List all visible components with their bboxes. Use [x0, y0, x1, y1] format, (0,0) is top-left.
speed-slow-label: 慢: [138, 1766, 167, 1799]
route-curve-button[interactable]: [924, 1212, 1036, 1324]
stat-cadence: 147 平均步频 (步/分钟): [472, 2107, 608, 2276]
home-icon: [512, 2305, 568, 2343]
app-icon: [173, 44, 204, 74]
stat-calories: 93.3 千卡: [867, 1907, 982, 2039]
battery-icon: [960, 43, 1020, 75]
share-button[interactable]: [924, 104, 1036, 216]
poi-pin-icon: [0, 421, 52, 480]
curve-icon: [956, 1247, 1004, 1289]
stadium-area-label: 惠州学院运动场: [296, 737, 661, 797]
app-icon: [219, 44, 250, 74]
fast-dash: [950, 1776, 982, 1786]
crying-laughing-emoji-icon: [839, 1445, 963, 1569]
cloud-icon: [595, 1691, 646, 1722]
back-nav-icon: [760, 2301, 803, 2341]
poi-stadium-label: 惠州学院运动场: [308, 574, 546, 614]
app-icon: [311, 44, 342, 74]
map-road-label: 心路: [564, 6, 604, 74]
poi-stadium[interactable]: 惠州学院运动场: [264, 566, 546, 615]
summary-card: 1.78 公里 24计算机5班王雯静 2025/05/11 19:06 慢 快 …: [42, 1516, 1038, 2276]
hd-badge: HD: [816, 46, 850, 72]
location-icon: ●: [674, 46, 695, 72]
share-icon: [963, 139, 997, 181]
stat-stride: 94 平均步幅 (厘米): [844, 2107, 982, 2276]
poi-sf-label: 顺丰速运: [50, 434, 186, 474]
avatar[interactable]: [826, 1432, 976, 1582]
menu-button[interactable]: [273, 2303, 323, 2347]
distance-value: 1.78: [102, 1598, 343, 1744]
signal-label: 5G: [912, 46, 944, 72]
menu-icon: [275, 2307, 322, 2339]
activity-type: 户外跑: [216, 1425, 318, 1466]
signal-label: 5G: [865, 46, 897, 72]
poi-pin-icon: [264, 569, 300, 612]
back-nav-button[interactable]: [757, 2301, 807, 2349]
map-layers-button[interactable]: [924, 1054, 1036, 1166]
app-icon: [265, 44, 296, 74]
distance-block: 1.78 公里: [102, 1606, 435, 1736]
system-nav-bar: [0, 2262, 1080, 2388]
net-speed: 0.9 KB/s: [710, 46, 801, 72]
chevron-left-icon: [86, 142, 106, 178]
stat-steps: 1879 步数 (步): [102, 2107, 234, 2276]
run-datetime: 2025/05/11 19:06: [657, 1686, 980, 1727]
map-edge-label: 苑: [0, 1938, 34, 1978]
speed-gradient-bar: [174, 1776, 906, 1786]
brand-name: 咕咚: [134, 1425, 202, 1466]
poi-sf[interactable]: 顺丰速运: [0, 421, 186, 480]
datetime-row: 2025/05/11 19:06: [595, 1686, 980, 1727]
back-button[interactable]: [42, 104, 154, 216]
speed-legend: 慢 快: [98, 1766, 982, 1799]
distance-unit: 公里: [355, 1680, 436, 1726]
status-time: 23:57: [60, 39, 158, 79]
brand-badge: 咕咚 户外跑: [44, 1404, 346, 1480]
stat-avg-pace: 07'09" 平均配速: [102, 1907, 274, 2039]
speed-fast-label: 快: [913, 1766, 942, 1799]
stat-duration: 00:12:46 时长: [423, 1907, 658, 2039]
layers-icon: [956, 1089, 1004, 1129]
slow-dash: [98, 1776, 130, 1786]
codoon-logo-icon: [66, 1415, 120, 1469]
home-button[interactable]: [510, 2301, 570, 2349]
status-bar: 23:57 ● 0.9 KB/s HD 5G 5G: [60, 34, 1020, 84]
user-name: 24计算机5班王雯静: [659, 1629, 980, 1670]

**Aufgabenstellung**
Suchen Sie in den Datensätzen oben alle Zeilen, die die Zeichenfolge "惠州学院运动场" enthalten, und geben Sie jede davon vollständig wieder. Groß- und Kleinschreibung ist zu beachten.

**Korrektes Ergebnis**
stadium-area-label: 惠州学院运动场: [296, 737, 661, 797]
poi-stadium-label: 惠州学院运动场: [308, 574, 546, 614]
poi-stadium[interactable]: 惠州学院运动场: [264, 566, 546, 615]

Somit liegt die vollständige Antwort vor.